* BEGIN RECORDS FOR THE EXERCISE *
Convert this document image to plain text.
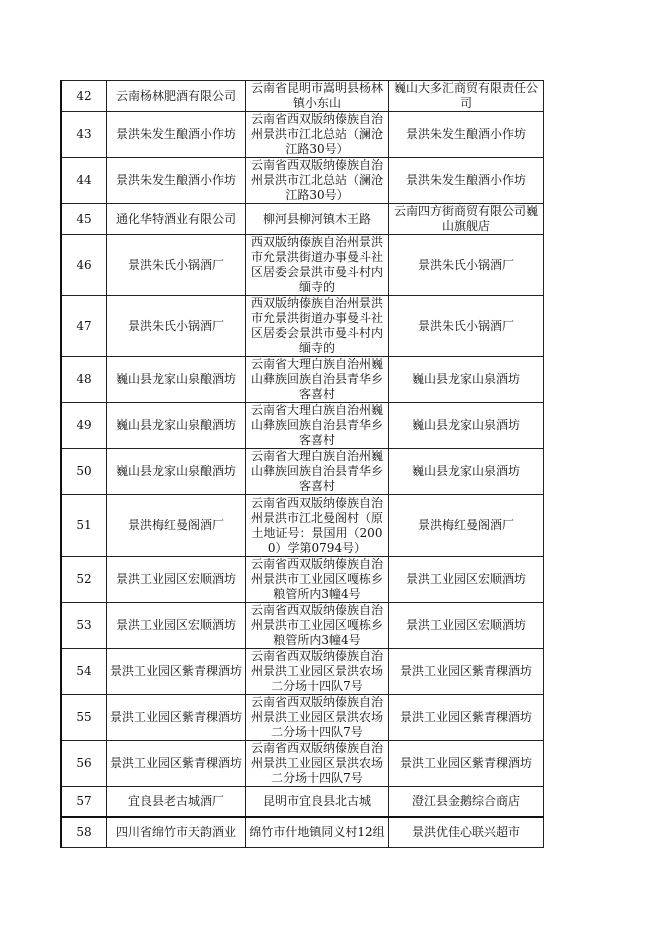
42	云南杨林肥酒有限公司	云南省昆明市嵩明县杨林镇小东山	巍山大多汇商贸有限责任公司
43	景洪朱发生酿酒小作坊	云南省西双版纳傣族自治州景洪市江北总站（澜沧江路30号）	景洪朱发生酿酒小作坊
44	景洪朱发生酿酒小作坊	云南省西双版纳傣族自治州景洪市江北总站（澜沧江路30号）	景洪朱发生酿酒小作坊
45	通化华特酒业有限公司	柳河县柳河镇木王路	云南四方街商贸有限公司巍山旗舰店
46	景洪朱氏小锅酒厂	西双版纳傣族自治州景洪市允景洪街道办事曼斗社区居委会景洪市曼斗村内缅寺的	景洪朱氏小锅酒厂
47	景洪朱氏小锅酒厂	西双版纳傣族自治州景洪市允景洪街道办事曼斗社区居委会景洪市曼斗村内缅寺的	景洪朱氏小锅酒厂
48	巍山县龙家山泉酿酒坊	云南省大理白族自治州巍山彝族回族自治县青华乡客喜村	巍山县龙家山泉酒坊
49	巍山县龙家山泉酿酒坊	云南省大理白族自治州巍山彝族回族自治县青华乡客喜村	巍山县龙家山泉酒坊
50	巍山县龙家山泉酿酒坊	云南省大理白族自治州巍山彝族回族自治县青华乡客喜村	巍山县龙家山泉酒坊
51	景洪梅红曼阁酒厂	云南省西双版纳傣族自治州景洪市江北曼阁村（原土地证号：景国用（2000）学第0794号）	景洪梅红曼阁酒厂
52	景洪工业园区宏顺酒坊	云南省西双版纳傣族自治州景洪市工业园区嘎栋乡粮管所内3幢4号	景洪工业园区宏顺酒坊
53	景洪工业园区宏顺酒坊	云南省西双版纳傣族自治州景洪市工业园区嘎栋乡粮管所内3幢4号	景洪工业园区宏顺酒坊
54	景洪工业园区紫青稞酒坊	云南省西双版纳傣族自治州景洪工业园区景洪农场二分场十四队7号	景洪工业园区紫青稞酒坊
55	景洪工业园区紫青稞酒坊	云南省西双版纳傣族自治州景洪工业园区景洪农场二分场十四队7号	景洪工业园区紫青稞酒坊
56	景洪工业园区紫青稞酒坊	云南省西双版纳傣族自治州景洪工业园区景洪农场二分场十四队7号	景洪工业园区紫青稞酒坊
57	宜良县老古城酒厂	昆明市宜良县北古城	澄江县金鹅综合商店
58	四川省绵竹市天韵酒业	绵竹市什地镇同义村12组	景洪优佳心联兴超市
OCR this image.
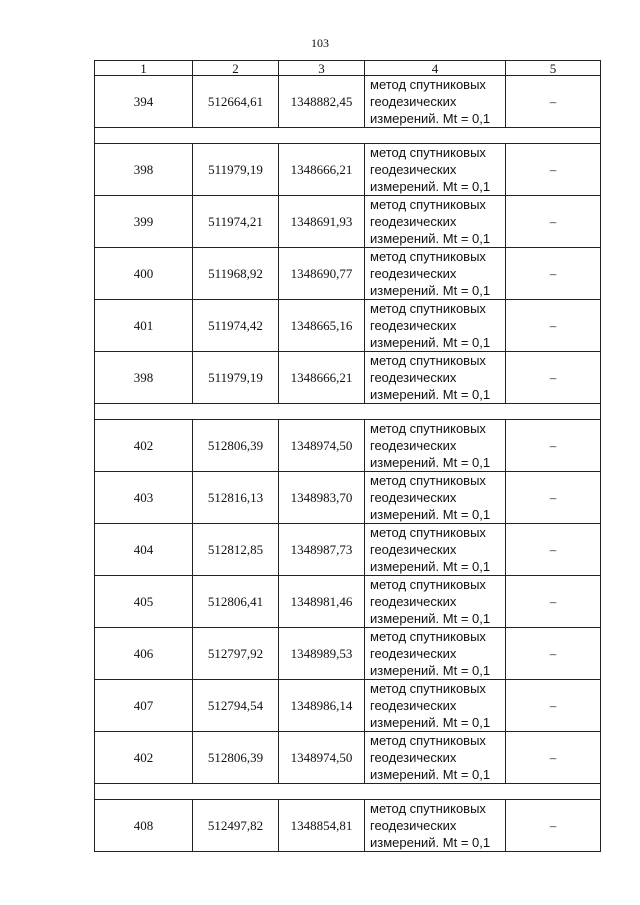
103
1	2	3	4	5
394	512664,61	1348882,45	метод спутниковых
геодезических
измерений. Mt = 0,1	–

398	511979,19	1348666,21	метод спутниковых
геодезических
измерений. Mt = 0,1	–
399	511974,21	1348691,93	метод спутниковых
геодезических
измерений. Mt = 0,1	–
400	511968,92	1348690,77	метод спутниковых
геодезических
измерений. Mt = 0,1	–
401	511974,42	1348665,16	метод спутниковых
геодезических
измерений. Mt = 0,1	–
398	511979,19	1348666,21	метод спутниковых
геодезических
измерений. Mt = 0,1	–

402	512806,39	1348974,50	метод спутниковых
геодезических
измерений. Mt = 0,1	–
403	512816,13	1348983,70	метод спутниковых
геодезических
измерений. Mt = 0,1	–
404	512812,85	1348987,73	метод спутниковых
геодезических
измерений. Mt = 0,1	–
405	512806,41	1348981,46	метод спутниковых
геодезических
измерений. Mt = 0,1	–
406	512797,92	1348989,53	метод спутниковых
геодезических
измерений. Mt = 0,1	–
407	512794,54	1348986,14	метод спутниковых
геодезических
измерений. Mt = 0,1	–
402	512806,39	1348974,50	метод спутниковых
геодезических
измерений. Mt = 0,1	–

408	512497,82	1348854,81	метод спутниковых
геодезических
измерений. Mt = 0,1	–
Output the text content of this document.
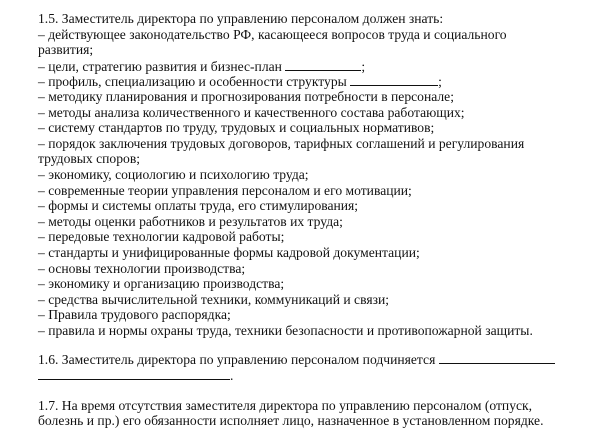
1.5. Заместитель директора по управлению персоналом должен знать:
– действующее законодательство РФ, касающееся вопросов труда и социального
развития;
– цели, стратегию развития и бизнес-план	;
– профиль, специализацию и особенности структуры	;
– методику планирования и прогнозирования потребности в персонале;
– методы анализа количественного и качественного состава работающих;
– систему стандартов по труду, трудовых и социальных нормативов;
– порядок заключения трудовых договоров, тарифных соглашений и регулирования
трудовых споров;
– экономику, социологию и психологию труда;
– современные теории управления персоналом и его мотивации;
– формы и системы оплаты труда, его стимулирования;
– методы оценки работников и результатов их труда;
– передовые технологии кадровой работы;
– стандарты и унифицированные формы кадровой документации;
– основы технологии производства;
– экономику и организацию производства;
– средства вычислительной техники, коммуникаций и связи;
– Правила трудового распорядка;
– правила и нормы охраны труда, техники безопасности и противопожарной защиты.
1.6. Заместитель директора по управлению персоналом подчиняется
.
1.7. На время отсутствия заместителя директора по управлению персоналом (отпуск,
болезнь и пр.) его обязанности исполняет лицо, назначенное в установленном порядке.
* END RECORDS FOR THE EXERCISE *
◆ BRIEF ◆
Identify and copy all lines with the word "巍山县龙家山泉酿酒坊".

◆ EXERCISE SOLUTION ◆
48	巍山县龙家山泉酿酒坊	云南省大理白族自治州巍山彝族回族自治县青华乡客喜村	巍山县龙家山泉酒坊
49	巍山县龙家山泉酿酒坊	云南省大理白族自治州巍山彝族回族自治县青华乡客喜村	巍山县龙家山泉酒坊
50	巍山县龙家山泉酿酒坊	云南省大理白族自治州巍山彝族回族自治县青华乡客喜村	巍山县龙家山泉酒坊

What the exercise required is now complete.